BEGIN INPUT ROWS

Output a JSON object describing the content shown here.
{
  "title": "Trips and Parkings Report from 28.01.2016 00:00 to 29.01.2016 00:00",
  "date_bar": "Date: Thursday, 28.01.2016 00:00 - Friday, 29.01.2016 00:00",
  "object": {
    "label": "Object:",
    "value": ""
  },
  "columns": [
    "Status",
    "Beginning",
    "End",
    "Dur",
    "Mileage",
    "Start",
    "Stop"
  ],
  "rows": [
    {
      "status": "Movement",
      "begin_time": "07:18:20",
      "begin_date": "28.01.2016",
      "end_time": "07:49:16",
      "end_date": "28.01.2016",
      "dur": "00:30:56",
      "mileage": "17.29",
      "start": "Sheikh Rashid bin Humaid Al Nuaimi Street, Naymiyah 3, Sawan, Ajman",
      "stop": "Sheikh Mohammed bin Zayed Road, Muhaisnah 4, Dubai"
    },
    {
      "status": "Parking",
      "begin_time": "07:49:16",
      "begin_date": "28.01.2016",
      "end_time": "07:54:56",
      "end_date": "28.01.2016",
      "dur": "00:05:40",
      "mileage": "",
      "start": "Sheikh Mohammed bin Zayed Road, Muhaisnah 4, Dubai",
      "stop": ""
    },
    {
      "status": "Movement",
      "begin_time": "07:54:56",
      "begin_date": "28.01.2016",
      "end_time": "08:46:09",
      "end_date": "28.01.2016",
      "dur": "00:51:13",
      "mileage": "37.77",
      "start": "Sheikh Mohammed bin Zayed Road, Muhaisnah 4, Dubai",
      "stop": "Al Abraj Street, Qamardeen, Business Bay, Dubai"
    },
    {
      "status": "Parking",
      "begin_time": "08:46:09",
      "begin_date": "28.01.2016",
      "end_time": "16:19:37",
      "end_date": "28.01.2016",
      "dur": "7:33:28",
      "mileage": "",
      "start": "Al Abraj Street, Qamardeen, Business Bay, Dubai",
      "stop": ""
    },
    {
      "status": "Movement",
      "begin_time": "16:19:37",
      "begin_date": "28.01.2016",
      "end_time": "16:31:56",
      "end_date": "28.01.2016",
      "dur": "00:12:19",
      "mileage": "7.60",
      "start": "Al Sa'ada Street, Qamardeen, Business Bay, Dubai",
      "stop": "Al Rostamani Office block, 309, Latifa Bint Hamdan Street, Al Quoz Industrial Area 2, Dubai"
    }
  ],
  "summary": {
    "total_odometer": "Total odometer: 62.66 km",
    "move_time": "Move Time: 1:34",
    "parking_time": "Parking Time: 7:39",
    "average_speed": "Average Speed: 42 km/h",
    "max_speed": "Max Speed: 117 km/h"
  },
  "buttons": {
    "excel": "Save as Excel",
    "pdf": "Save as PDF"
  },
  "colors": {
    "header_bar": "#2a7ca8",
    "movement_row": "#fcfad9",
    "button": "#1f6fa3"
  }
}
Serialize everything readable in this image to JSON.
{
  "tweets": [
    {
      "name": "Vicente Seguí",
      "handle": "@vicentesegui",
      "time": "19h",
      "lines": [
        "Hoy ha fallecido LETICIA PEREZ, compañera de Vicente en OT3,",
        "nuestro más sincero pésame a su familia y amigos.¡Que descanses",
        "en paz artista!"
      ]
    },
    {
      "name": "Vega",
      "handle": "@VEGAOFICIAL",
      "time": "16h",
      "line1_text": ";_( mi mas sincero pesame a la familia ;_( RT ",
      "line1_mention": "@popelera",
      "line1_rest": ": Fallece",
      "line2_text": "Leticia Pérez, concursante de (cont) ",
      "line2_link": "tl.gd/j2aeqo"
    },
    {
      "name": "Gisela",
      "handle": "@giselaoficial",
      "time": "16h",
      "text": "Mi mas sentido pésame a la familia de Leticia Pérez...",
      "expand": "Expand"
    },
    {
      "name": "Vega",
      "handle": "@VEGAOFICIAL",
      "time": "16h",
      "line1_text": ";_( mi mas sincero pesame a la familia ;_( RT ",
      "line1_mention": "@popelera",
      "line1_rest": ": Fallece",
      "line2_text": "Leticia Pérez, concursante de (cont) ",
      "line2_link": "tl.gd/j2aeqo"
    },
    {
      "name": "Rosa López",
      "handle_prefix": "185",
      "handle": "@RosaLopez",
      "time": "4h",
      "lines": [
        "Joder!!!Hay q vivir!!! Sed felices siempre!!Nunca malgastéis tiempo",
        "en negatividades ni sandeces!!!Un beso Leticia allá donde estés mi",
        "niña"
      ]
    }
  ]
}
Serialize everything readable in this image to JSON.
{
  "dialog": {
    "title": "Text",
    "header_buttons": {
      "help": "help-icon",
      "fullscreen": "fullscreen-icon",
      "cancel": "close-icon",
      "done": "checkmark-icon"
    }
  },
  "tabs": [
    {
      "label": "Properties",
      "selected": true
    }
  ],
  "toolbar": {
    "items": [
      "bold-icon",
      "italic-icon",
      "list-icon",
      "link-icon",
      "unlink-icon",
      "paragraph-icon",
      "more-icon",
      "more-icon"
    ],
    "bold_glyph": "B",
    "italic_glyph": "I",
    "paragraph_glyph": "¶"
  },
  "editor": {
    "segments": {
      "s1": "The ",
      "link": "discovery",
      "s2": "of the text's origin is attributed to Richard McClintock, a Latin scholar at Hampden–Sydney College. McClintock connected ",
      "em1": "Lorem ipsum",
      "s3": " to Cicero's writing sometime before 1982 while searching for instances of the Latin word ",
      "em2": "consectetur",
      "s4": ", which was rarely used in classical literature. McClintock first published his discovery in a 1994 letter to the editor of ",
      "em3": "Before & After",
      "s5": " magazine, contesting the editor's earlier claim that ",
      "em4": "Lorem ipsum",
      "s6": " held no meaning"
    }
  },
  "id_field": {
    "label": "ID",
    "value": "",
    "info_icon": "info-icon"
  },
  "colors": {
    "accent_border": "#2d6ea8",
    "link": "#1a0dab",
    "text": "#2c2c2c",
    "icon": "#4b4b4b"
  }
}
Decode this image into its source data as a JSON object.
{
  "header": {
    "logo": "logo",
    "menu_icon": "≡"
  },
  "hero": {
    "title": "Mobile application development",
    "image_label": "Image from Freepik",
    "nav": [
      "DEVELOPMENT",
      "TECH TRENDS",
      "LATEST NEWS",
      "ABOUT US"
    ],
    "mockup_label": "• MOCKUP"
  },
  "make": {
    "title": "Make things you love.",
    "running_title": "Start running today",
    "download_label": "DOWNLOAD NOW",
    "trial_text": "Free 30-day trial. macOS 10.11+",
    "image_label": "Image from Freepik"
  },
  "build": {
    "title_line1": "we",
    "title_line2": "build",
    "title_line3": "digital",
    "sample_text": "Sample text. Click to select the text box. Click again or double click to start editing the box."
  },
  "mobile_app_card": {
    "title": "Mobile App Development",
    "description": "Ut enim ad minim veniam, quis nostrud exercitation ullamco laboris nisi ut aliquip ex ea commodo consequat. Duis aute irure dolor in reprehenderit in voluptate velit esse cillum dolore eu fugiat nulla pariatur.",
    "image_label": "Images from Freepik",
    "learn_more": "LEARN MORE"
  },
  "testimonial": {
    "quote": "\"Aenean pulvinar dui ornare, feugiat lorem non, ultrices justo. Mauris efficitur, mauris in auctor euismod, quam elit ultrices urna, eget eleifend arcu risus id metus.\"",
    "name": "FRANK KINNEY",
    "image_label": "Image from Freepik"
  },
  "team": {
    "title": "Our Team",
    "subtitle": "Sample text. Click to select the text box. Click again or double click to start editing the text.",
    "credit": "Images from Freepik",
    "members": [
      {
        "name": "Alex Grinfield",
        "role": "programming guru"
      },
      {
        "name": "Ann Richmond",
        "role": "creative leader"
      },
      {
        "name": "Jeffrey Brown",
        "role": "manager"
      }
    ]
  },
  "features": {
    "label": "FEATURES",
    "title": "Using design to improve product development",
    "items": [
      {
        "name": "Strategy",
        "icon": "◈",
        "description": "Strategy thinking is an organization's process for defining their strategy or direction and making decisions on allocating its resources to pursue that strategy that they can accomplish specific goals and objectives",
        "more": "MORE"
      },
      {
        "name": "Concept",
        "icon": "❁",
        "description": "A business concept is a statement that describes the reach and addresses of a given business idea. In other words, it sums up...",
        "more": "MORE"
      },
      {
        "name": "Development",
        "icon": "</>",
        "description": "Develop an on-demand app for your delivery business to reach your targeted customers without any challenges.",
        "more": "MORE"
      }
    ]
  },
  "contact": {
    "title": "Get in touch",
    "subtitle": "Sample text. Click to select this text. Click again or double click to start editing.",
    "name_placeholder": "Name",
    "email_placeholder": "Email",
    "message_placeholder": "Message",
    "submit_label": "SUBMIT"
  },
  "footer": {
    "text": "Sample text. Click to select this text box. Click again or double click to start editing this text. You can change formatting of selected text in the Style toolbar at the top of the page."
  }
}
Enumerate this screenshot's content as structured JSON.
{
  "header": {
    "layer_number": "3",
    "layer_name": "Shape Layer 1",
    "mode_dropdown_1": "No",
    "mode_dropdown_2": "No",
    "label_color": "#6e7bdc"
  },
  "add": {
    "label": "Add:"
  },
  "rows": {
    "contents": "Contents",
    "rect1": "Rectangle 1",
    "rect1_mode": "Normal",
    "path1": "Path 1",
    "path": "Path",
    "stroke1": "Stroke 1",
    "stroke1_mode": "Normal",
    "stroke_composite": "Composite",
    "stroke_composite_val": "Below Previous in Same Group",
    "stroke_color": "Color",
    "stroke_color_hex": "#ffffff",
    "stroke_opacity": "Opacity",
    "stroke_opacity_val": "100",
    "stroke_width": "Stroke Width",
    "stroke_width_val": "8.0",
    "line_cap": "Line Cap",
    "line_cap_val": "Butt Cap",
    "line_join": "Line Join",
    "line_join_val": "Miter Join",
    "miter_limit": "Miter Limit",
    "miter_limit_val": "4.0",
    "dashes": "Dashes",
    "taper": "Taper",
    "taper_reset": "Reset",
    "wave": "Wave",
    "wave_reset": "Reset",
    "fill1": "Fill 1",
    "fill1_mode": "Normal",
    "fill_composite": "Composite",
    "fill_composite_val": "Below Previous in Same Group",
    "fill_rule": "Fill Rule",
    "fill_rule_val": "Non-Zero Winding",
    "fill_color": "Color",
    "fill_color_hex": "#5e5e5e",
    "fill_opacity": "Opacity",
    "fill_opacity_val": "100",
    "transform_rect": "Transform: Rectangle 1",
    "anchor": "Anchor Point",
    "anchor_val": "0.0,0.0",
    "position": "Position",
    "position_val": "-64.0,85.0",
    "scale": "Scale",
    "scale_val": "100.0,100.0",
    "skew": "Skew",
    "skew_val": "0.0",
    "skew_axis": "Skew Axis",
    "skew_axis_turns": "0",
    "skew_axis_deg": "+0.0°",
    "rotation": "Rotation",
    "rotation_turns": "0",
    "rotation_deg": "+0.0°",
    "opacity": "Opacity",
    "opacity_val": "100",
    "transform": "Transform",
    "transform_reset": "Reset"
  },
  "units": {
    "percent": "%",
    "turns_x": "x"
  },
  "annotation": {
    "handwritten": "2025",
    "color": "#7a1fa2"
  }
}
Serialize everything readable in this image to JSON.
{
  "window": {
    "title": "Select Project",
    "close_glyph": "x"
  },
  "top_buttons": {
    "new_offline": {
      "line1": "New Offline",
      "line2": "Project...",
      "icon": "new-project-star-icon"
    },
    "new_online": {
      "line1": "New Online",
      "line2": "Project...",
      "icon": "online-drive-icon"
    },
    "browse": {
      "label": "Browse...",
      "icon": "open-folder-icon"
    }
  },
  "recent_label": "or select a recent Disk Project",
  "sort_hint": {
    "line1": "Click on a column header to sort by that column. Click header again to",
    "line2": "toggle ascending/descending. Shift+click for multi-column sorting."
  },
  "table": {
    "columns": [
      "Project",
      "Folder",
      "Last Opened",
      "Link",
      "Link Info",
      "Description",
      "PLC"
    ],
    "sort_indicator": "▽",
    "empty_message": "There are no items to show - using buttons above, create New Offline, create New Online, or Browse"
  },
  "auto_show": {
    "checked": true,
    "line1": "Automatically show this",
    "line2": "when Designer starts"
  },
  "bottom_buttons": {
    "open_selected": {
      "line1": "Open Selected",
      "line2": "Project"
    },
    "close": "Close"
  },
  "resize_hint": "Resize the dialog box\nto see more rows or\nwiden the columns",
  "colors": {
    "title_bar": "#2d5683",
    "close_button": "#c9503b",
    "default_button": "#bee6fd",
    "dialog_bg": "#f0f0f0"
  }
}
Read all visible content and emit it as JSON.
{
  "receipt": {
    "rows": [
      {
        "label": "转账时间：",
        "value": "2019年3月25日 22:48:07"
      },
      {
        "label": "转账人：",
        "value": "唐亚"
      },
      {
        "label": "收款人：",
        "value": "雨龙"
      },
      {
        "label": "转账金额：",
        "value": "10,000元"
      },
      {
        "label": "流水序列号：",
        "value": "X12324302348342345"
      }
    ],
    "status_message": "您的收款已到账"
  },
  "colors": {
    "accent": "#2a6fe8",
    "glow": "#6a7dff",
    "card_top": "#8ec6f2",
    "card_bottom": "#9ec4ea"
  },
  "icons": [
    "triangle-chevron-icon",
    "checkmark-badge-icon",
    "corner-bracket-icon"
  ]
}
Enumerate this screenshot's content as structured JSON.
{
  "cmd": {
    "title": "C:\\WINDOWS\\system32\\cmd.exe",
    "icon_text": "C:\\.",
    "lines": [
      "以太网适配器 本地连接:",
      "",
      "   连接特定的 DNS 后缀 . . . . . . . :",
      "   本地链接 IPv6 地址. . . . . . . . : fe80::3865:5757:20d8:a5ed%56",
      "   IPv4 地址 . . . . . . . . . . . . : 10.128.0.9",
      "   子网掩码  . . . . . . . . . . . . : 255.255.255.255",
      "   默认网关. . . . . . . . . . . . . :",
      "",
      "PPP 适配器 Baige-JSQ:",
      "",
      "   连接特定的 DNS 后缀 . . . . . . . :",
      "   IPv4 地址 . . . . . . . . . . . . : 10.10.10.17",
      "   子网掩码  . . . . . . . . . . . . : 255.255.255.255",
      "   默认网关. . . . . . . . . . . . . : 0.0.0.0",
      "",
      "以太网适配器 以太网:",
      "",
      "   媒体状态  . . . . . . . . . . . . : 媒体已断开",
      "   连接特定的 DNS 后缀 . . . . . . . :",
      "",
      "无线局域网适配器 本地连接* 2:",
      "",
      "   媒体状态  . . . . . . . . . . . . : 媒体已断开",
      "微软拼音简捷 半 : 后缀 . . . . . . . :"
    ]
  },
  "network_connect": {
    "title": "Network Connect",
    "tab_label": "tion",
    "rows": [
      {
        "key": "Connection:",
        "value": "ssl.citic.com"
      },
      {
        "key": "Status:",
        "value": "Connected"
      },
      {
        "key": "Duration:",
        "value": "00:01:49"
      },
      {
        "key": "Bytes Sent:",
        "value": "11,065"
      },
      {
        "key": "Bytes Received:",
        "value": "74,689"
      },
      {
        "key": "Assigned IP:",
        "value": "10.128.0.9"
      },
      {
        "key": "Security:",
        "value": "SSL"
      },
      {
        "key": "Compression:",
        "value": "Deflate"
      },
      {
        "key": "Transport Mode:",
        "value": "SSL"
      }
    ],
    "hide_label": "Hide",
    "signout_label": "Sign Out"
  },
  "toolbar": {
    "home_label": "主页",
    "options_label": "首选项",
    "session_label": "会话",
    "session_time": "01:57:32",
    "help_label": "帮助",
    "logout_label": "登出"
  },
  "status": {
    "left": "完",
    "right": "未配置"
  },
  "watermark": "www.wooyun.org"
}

END INPUT ROWS

**DIRECTIONS FOR THIS TASK:**
Within the entries above, work out how many lines contain the word "Normal". The number alone is the answer.

**OUTPUT OF THE TASK:**
3